▶ **Data entries**:
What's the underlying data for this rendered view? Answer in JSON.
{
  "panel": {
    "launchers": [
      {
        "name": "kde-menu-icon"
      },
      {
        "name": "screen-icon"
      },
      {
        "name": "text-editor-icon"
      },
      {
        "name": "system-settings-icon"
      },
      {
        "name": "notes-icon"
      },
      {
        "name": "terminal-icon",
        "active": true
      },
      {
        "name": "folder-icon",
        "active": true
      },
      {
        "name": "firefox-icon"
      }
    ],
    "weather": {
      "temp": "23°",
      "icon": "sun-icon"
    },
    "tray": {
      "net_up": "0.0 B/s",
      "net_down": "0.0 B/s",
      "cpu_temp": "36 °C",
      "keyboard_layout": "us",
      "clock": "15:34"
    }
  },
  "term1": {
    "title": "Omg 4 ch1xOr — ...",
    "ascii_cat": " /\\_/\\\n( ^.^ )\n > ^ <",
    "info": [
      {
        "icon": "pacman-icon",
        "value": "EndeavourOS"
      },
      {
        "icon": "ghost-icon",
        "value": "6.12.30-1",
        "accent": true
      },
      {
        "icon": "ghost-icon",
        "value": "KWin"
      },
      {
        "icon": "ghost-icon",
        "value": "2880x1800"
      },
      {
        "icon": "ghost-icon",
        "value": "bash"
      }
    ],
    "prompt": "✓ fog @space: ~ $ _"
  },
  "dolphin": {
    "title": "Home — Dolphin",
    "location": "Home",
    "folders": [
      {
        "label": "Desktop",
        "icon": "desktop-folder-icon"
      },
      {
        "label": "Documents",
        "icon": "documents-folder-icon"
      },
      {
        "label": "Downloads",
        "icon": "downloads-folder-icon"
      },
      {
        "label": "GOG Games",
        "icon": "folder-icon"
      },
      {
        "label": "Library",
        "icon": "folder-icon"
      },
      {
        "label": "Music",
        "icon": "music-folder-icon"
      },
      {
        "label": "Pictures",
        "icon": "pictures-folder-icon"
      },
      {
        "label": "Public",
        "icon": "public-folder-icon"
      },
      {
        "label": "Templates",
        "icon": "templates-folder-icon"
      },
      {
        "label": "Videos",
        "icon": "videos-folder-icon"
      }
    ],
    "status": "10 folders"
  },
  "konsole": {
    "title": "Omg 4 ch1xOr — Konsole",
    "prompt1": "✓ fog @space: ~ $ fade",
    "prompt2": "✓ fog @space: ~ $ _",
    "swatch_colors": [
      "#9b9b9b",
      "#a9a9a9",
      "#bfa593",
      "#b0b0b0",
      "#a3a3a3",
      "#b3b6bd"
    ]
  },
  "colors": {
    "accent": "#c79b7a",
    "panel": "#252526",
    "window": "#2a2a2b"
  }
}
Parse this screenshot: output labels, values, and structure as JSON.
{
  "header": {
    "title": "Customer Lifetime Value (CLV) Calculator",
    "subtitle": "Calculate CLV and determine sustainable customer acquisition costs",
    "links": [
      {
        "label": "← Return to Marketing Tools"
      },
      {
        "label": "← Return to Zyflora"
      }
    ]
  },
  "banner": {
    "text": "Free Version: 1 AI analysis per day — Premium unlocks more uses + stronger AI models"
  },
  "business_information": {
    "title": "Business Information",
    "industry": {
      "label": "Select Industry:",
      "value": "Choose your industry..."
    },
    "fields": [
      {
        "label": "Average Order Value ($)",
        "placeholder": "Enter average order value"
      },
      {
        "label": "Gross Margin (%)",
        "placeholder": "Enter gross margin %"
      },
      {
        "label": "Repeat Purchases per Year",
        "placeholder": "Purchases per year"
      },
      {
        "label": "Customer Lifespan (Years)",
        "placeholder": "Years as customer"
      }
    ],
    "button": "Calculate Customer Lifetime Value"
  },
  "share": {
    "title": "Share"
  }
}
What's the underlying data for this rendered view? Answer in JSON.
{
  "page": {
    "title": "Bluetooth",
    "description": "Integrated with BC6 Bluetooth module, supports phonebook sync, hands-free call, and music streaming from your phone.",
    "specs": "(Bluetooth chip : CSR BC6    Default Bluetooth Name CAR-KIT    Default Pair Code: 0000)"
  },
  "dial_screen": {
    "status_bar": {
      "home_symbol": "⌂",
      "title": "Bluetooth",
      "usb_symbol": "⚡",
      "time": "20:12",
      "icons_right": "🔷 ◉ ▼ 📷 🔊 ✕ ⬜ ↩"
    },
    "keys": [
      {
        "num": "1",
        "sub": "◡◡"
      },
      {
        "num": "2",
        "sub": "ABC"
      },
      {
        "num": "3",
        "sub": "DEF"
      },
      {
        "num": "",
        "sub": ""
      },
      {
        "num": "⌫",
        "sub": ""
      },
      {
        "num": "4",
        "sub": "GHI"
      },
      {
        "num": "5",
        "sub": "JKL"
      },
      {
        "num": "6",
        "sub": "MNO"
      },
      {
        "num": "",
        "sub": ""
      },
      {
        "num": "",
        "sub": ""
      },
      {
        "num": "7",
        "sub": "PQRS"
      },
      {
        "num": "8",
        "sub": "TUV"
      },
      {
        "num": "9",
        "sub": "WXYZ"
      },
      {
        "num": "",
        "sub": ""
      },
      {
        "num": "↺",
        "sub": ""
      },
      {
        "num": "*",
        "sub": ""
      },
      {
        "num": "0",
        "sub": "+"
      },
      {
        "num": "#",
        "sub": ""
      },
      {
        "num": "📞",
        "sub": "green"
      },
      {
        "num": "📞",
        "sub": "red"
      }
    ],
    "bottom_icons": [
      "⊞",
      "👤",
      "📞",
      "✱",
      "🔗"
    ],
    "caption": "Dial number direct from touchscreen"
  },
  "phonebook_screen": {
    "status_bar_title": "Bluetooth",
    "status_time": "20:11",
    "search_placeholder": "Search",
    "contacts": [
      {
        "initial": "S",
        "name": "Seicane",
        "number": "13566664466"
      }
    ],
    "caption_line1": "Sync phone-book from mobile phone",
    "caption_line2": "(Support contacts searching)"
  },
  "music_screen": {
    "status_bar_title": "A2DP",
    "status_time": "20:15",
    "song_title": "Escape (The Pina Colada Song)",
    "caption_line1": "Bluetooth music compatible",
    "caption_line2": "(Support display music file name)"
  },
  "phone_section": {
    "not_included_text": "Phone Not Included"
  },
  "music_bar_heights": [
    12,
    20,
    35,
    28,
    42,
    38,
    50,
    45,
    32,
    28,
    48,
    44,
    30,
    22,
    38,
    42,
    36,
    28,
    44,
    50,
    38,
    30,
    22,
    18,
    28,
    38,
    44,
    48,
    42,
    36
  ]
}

▶ **WHAT TO DO**: Set out the complete listing exactly as shown.

▶ **FINAL RESULT**:
What's the underlying data for this rendered view? Answer in JSON.
{
  "panel": {
    "launchers": [
      {
        "name": "kde-menu-icon"
      },
      {
        "name": "screen-icon"
      },
      {
        "name": "text-editor-icon"
      },
      {
        "name": "system-settings-icon"
      },
      {
        "name": "notes-icon"
      },
      {
        "name": "terminal-icon",
        "active": true
      },
      {
        "name": "folder-icon",
        "active": true
      },
      {
        "name": "firefox-icon"
      }
    ],
    "weather": {
      "temp": "23°",
      "icon": "sun-icon"
    },
    "tray": {
      "net_up": "0.0 B/s",
      "net_down": "0.0 B/s",
      "cpu_temp": "36 °C",
      "keyboard_layout": "us",
      "clock": "15:34"
    }
  },
  "term1": {
    "title": "Omg 4 ch1xOr — ...",
    "ascii_cat": " /\\_/\\\n( ^.^ )\n > ^ <",
    "info": [
      {
        "icon": "pacman-icon",
        "value": "EndeavourOS"
      },
      {
        "icon": "ghost-icon",
        "value": "6.12.30-1",
        "accent": true
      },
      {
        "icon": "ghost-icon",
        "value": "KWin"
      },
      {
        "icon": "ghost-icon",
        "value": "2880x1800"
      },
      {
        "icon": "ghost-icon",
        "value": "bash"
      }
    ],
    "prompt": "✓ fog @space: ~ $ _"
  },
  "dolphin": {
    "title": "Home — Dolphin",
    "location": "Home",
    "folders": [
      {
        "label": "Desktop",
        "icon": "desktop-folder-icon"
      },
      {
        "label": "Documents",
        "icon": "documents-folder-icon"
      },
      {
        "label": "Downloads",
        "icon": "downloads-folder-icon"
      },
      {
        "label": "GOG Games",
        "icon": "folder-icon"
      },
      {
        "label": "Library",
        "icon": "folder-icon"
      },
      {
        "label": "Music",
        "icon": "music-folder-icon"
      },
      {
        "label": "Pictures",
        "icon": "pictures-folder-icon"
      },
      {
        "label": "Public",
        "icon": "public-folder-icon"
      },
      {
        "label": "Templates",
        "icon": "templates-folder-icon"
      },
      {
        "label": "Videos",
        "icon": "videos-folder-icon"
      }
    ],
    "status": "10 folders"
  },
  "konsole": {
    "title": "Omg 4 ch1xOr — Konsole",
    "prompt1": "✓ fog @space: ~ $ fade",
    "prompt2": "✓ fog @space: ~ $ _",
    "swatch_colors": [
      "#9b9b9b",
      "#a9a9a9",
      "#bfa593",
      "#b0b0b0",
      "#a3a3a3",
      "#b3b6bd"
    ]
  },
  "colors": {
    "accent": "#c79b7a",
    "panel": "#252526",
    "window": "#2a2a2b"
  }
}
Parse this screenshot: output labels, values, and structure as JSON.
{
  "header": {
    "title": "Customer Lifetime Value (CLV) Calculator",
    "subtitle": "Calculate CLV and determine sustainable customer acquisition costs",
    "links": [
      {
        "label": "← Return to Marketing Tools"
      },
      {
        "label": "← Return to Zyflora"
      }
    ]
  },
  "banner": {
    "text": "Free Version: 1 AI analysis per day — Premium unlocks more uses + stronger AI models"
  },
  "business_information": {
    "title": "Business Information",
    "industry": {
      "label": "Select Industry:",
      "value": "Choose your industry..."
    },
    "fields": [
      {
        "label": "Average Order Value ($)",
        "placeholder": "Enter average order value"
      },
      {
        "label": "Gross Margin (%)",
        "placeholder": "Enter gross margin %"
      },
      {
        "label": "Repeat Purchases per Year",
        "placeholder": "Purchases per year"
      },
      {
        "label": "Customer Lifespan (Years)",
        "placeholder": "Years as customer"
      }
    ],
    "button": "Calculate Customer Lifetime Value"
  },
  "share": {
    "title": "Share"
  }
}
What's the underlying data for this rendered view? Answer in JSON.
{
  "page": {
    "title": "Bluetooth",
    "description": "Integrated with BC6 Bluetooth module, supports phonebook sync, hands-free call, and music streaming from your phone.",
    "specs": "(Bluetooth chip : CSR BC6    Default Bluetooth Name CAR-KIT    Default Pair Code: 0000)"
  },
  "dial_screen": {
    "status_bar": {
      "home_symbol": "⌂",
      "title": "Bluetooth",
      "usb_symbol": "⚡",
      "time": "20:12",
      "icons_right": "🔷 ◉ ▼ 📷 🔊 ✕ ⬜ ↩"
    },
    "keys": [
      {
        "num": "1",
        "sub": "◡◡"
      },
      {
        "num": "2",
        "sub": "ABC"
      },
      {
        "num": "3",
        "sub": "DEF"
      },
      {
        "num": "",
        "sub": ""
      },
      {
        "num": "⌫",
        "sub": ""
      },
      {
        "num": "4",
        "sub": "GHI"
      },
      {
        "num": "5",
        "sub": "JKL"
      },
      {
        "num": "6",
        "sub": "MNO"
      },
      {
        "num": "",
        "sub": ""
      },
      {
        "num": "",
        "sub": ""
      },
      {
        "num": "7",
        "sub": "PQRS"
      },
      {
        "num": "8",
        "sub": "TUV"
      },
      {
        "num": "9",
        "sub": "WXYZ"
      },
      {
        "num": "",
        "sub": ""
      },
      {
        "num": "↺",
        "sub": ""
      },
      {
        "num": "*",
        "sub": ""
      },
      {
        "num": "0",
        "sub": "+"
      },
      {
        "num": "#",
        "sub": ""
      },
      {
        "num": "📞",
        "sub": "green"
      },
      {
        "num": "📞",
        "sub": "red"
      }
    ],
    "bottom_icons": [
      "⊞",
      "👤",
      "📞",
      "✱",
      "🔗"
    ],
    "caption": "Dial number direct from touchscreen"
  },
  "phonebook_screen": {
    "status_bar_title": "Bluetooth",
    "status_time": "20:11",
    "search_placeholder": "Search",
    "contacts": [
      {
        "initial": "S",
        "name": "Seicane",
        "number": "13566664466"
      }
    ],
    "caption_line1": "Sync phone-book from mobile phone",
    "caption_line2": "(Support contacts searching)"
  },
  "music_screen": {
    "status_bar_title": "A2DP",
    "status_time": "20:15",
    "song_title": "Escape (The Pina Colada Song)",
    "caption_line1": "Bluetooth music compatible",
    "caption_line2": "(Support display music file name)"
  },
  "phone_section": {
    "not_included_text": "Phone Not Included"
  },
  "music_bar_heights": [
    12,
    20,
    35,
    28,
    42,
    38,
    50,
    45,
    32,
    28,
    48,
    44,
    30,
    22,
    38,
    42,
    36,
    28,
    44,
    50,
    38,
    30,
    22,
    18,
    28,
    38,
    44,
    48,
    42,
    36
  ]
}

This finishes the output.